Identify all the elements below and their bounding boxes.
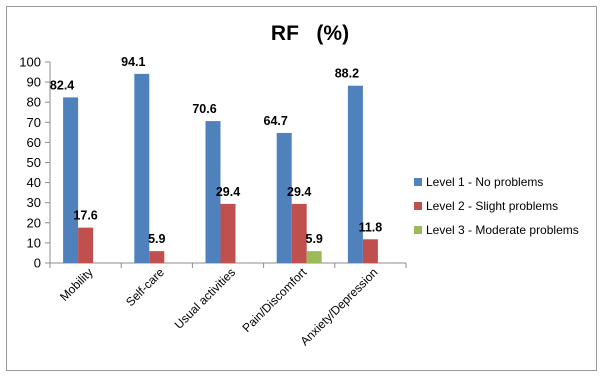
bar	[63, 97, 79, 263]
y-tick-label: 20	[27, 215, 41, 230]
x-tick-label: Pain/Discomfort	[240, 265, 310, 335]
y-tick-label: 0	[34, 256, 41, 271]
data-label: 82.4	[50, 78, 74, 92]
data-label: 94.1	[121, 55, 145, 69]
legend-label: Level 3 - Moderate problems	[426, 223, 579, 237]
y-tick-label: 10	[27, 235, 41, 250]
x-tick-label: Mobility	[57, 265, 96, 304]
data-label: 11.8	[359, 220, 383, 234]
y-tick-label: 30	[27, 195, 41, 210]
data-label: 64.7	[264, 114, 288, 128]
x-tick-label: Usual activities	[172, 265, 238, 331]
bar	[149, 251, 165, 263]
bar	[205, 121, 221, 264]
bar	[291, 203, 307, 263]
data-labels: 82.4 17.6 94.1 5.9 70.6 29.4 64.7 29.4 5.9 88.2 11…	[50, 55, 382, 246]
bars	[63, 73, 378, 264]
data-label: 70.6	[192, 102, 216, 116]
y-tick-label: 60	[27, 135, 41, 150]
y-tick-label: 80	[27, 95, 41, 110]
bar	[78, 227, 94, 263]
bar	[362, 239, 378, 263]
data-label: 88.2	[335, 67, 359, 81]
bar	[220, 203, 236, 263]
bar	[306, 251, 322, 263]
legend-swatch	[414, 178, 422, 186]
chart-frame	[6, 6, 597, 371]
legend-label: Level 1 - No problems	[426, 175, 543, 189]
legend-swatch	[414, 202, 422, 210]
data-label: 29.4	[287, 185, 311, 199]
legend: Level 1 - No problems Level 2 - Slight pr…	[414, 175, 579, 237]
data-label: 29.4	[216, 185, 240, 199]
bar	[134, 73, 150, 263]
x-tick-label: Anxiety/Depression	[298, 265, 381, 348]
chart-title: RF (%)	[271, 22, 349, 45]
y-tick-label: 100	[19, 55, 41, 70]
legend-swatch	[414, 226, 422, 234]
data-label: 5.9	[306, 232, 323, 246]
y-tick-label: 70	[27, 115, 41, 130]
y-tick-label: 50	[27, 155, 41, 170]
data-label: 17.6	[73, 209, 97, 223]
y-tick-label: 40	[27, 175, 41, 190]
x-tick-label: Self-care	[123, 265, 167, 309]
y-tick-label: 90	[27, 75, 41, 90]
bar	[276, 132, 292, 263]
bar	[347, 85, 363, 263]
legend-label: Level 2 - Slight problems	[426, 199, 558, 213]
data-label: 5.9	[148, 232, 165, 246]
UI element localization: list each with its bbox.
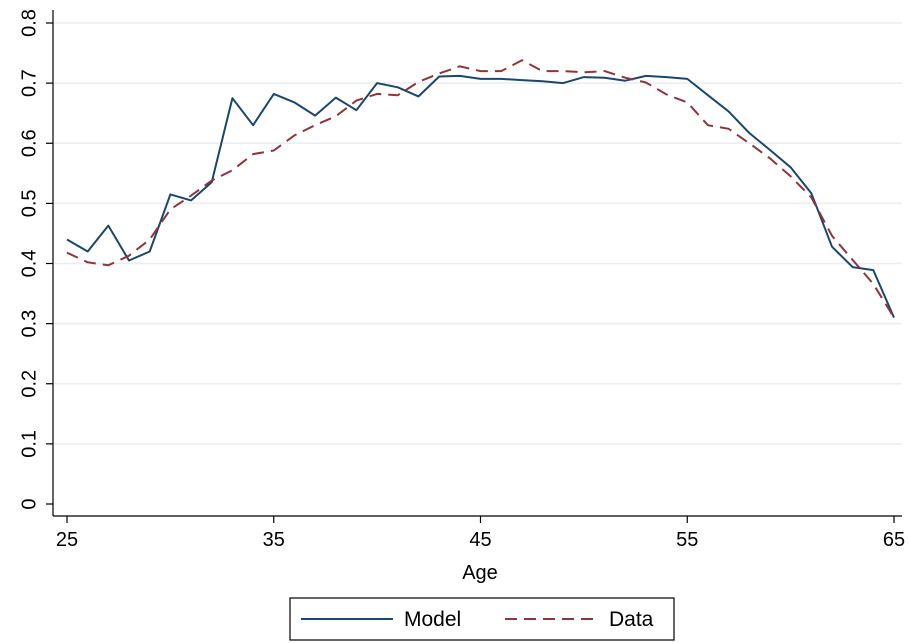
series-line-model	[66, 74, 895, 318]
y-tick-label: 0.8	[18, 9, 40, 37]
gridlines	[53, 22, 902, 445]
y-axis-ticks: 0 0.1 0.2 0.3 0.4 0.5 0.6 0.7 0.8	[18, 9, 53, 510]
x-axis-label: Age	[462, 562, 498, 584]
x-axis-ticks: 25 35 45 55 65	[56, 516, 905, 551]
y-tick-label: 0.3	[18, 310, 40, 338]
series-layer	[66, 59, 895, 319]
y-tick-label: 0	[18, 498, 40, 509]
y-tick-label: 0.4	[18, 250, 40, 278]
y-tick-label: 0.7	[18, 69, 40, 97]
x-tick-label: 45	[469, 529, 491, 551]
x-tick-label: 65	[883, 529, 905, 551]
y-tick-label: 0.1	[18, 430, 40, 458]
x-tick-label: 55	[676, 529, 698, 551]
x-tick-label: 35	[263, 529, 285, 551]
legend-label-model: Model	[404, 608, 461, 631]
y-tick-label: 0.6	[18, 129, 40, 157]
y-tick-label: 0.2	[18, 370, 40, 398]
x-tick-label: 25	[56, 529, 78, 551]
series-line-data	[66, 59, 895, 319]
y-tick-label: 0.5	[18, 189, 40, 217]
legend-label-data: Data	[609, 608, 654, 631]
legend: Model Data	[289, 597, 675, 641]
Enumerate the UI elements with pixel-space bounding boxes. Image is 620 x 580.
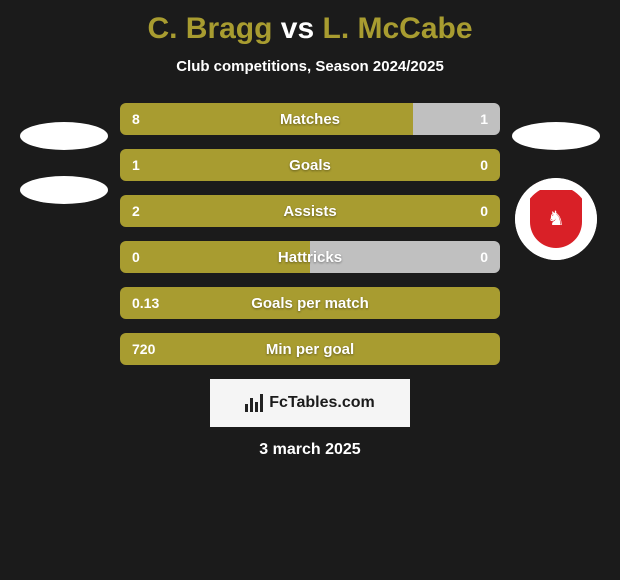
shield-icon: ♞ [530,190,582,248]
stat-value-left: 0.13 [132,287,159,319]
stat-value-left: 2 [132,195,140,227]
stat-value-right: 0 [480,149,488,181]
player2-name: L. McCabe [323,12,473,45]
club-crest-icon: MIDDLESBROUGH ♞ [515,178,597,260]
lion-icon: ♞ [547,209,565,229]
vs-separator: vs [281,12,314,45]
stat-label: Assists [120,195,500,227]
stat-value-left: 1 [132,149,140,181]
stat-row: Min per goal720 [120,333,500,365]
player1-name: C. Bragg [147,12,272,45]
branding-text: FcTables.com [269,394,375,412]
stat-value-left: 0 [132,241,140,273]
stat-label: Goals [120,149,500,181]
stat-value-left: 720 [132,333,155,365]
stat-label: Min per goal [120,333,500,365]
stat-label: Goals per match [120,287,500,319]
stats-list: Matches81Goals10Assists20Hattricks00Goal… [120,103,500,365]
stat-label: Hattricks [120,241,500,273]
club-ellipse-icon [512,122,600,150]
club-ellipse-icon [20,176,108,204]
stat-value-right: 1 [480,103,488,135]
bar-chart-icon [245,394,263,412]
crest-text: MIDDLESBROUGH [515,181,597,187]
club-ellipse-icon [20,122,108,150]
left-club-badges [20,0,108,300]
stat-label: Matches [120,103,500,135]
stat-row: Goals1 0 [120,149,500,181]
date-label: 3 march 2025 [0,441,620,459]
stat-value-left: 8 [132,103,140,135]
stat-row: Goals per match0.13 [120,287,500,319]
stat-row: Assists2 0 [120,195,500,227]
stat-row: Matches8 1 [120,103,500,135]
stat-row: Hattricks0 0 [120,241,500,273]
right-club-badges: MIDDLESBROUGH ♞ [512,0,600,300]
stat-value-right: 0 [480,195,488,227]
stat-value-right: 0 [480,241,488,273]
branding-banner: FcTables.com [210,379,410,427]
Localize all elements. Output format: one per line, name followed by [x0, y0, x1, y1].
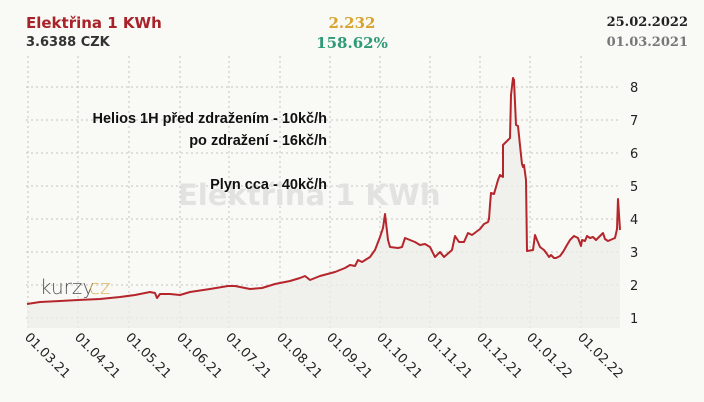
y-tick: 6: [630, 147, 638, 162]
x-tick: 01.11.21: [423, 330, 475, 382]
x-tick: 01.10.21: [373, 330, 425, 382]
y-tick: 7: [630, 114, 638, 129]
logo-text-cz: cz: [89, 275, 111, 299]
y-tick: 5: [630, 180, 638, 195]
x-tick: 01.03.21: [21, 330, 73, 382]
x-tick: 01.02.22: [574, 330, 626, 382]
x-tick: 01.07.21: [222, 330, 274, 382]
end-date: 25.02.2022: [606, 15, 688, 30]
instrument-title: Elektřina 1 KWh: [26, 14, 162, 32]
annotation-helios-after: po zdražení - 16kč/h: [189, 133, 327, 149]
area-fill: [27, 78, 620, 328]
x-tick: 01.05.21: [122, 330, 174, 382]
x-tick: 01.01.22: [523, 330, 575, 382]
start-date: 01.03.2021: [606, 35, 688, 50]
logo: kurzy cz: [40, 275, 111, 299]
annotation-helios-before: Helios 1H před zdražením - 10kč/h: [92, 111, 328, 127]
y-axis-labels: 8 7 6 5 4 3 2 1: [630, 81, 638, 327]
x-tick: 01.09.21: [323, 330, 375, 382]
absolute-change: 2.232: [328, 14, 376, 32]
current-price: 3.6388 CZK: [26, 35, 110, 50]
y-tick: 2: [630, 279, 638, 294]
x-tick: 01.06.21: [173, 330, 225, 382]
x-tick: 01.08.21: [273, 330, 325, 382]
y-tick: 8: [630, 81, 638, 96]
y-tick: 3: [630, 246, 638, 261]
y-tick: 4: [630, 213, 638, 228]
x-tick: 01.12.21: [473, 330, 525, 382]
y-tick: 1: [630, 312, 638, 327]
annotation-gas: Plyn cca - 40kč/h: [210, 177, 327, 193]
logo-text-kurzy: kurzy: [40, 275, 94, 299]
x-axis-labels: 01.03.21 01.04.21 01.05.21 01.06.21 01.0…: [21, 330, 626, 382]
x-tick: 01.04.21: [71, 330, 123, 382]
chart-watermark: Elektřina 1 KWh: [178, 178, 441, 212]
percent-change: 158.62%: [316, 34, 388, 52]
price-line: [26, 77, 621, 305]
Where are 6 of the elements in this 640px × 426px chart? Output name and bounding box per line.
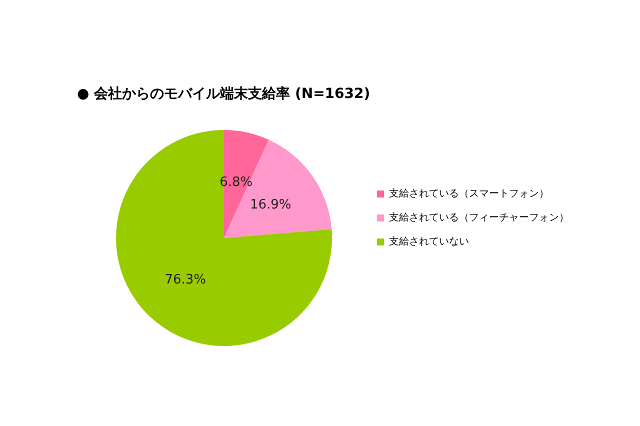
data-label: 76.3% (164, 272, 206, 288)
data-label: 16.9% (250, 198, 292, 213)
legend-label: 支給されている（スマートフォン） (389, 188, 549, 200)
legend-label: 支給されている（フィーチャーフォン） (389, 212, 569, 224)
chart-title: ● 会社からのモバイル端末支給率 (N=1632) (77, 85, 370, 102)
legend-label: 支給されていない (389, 236, 469, 248)
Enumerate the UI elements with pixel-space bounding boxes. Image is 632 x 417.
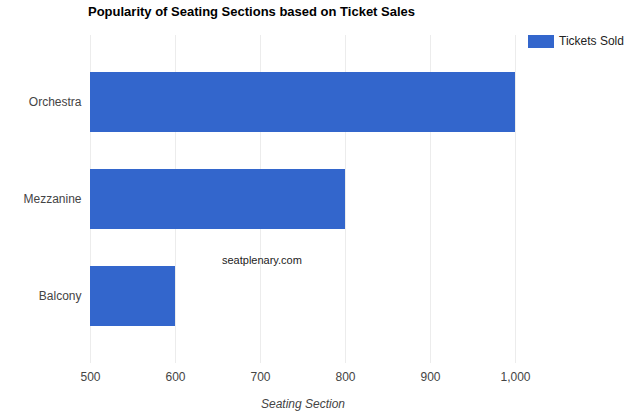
_____
▸ STATED TASK: Convert the data lines into a JSON list of strings, one string per line. Begin at the line that contains "74, 895, 318]" and stop after the line that contains "370, 40, 398]".

▸ TASK ANSWER:
[
  "series-line-model\t[66, 74, 895, 318]",
  "y-tick-label: 0.8\t[18, 9, 40, 37]",
  "gridlines\t[53, 22, 902, 445]",
  "y-axis-ticks: 0 0.1 0.2 0.3 0.4 0.5 0.6 0.7 0.8\t[18, 9, 53, 510]",
  "x-axis-label: Age\t[462, 562, 498, 584]",
  "x-axis-ticks: 25 35 45 55 65\t[56, 516, 905, 551]",
  "y-tick-label: 0.3\t[18, 310, 40, 338]",
  "series-layer\t[66, 59, 895, 319]",
  "y-tick-label: 0\t[18, 498, 40, 509]",
  "y-tick-label: 0.4\t[18, 250, 40, 278]",
  "y-tick-label: 0.7\t[18, 69, 40, 97]",
  "x-tick-label: 45\t[469, 529, 491, 551]",
  "x-tick-label: 65\t[883, 529, 905, 551]",
  "y-tick-label: 0.1\t[18, 430, 40, 458]",
  "x-tick-label: 55\t[676, 529, 698, 551]",
  "x-tick-label: 35\t[263, 529, 285, 551]",
  "legend-label-model: Model\t[404, 608, 461, 631]",
  "y-tick-label: 0.6\t[18, 129, 40, 157]",
  "y-tick-label: 0.2\t[18, 370, 40, 398]"
]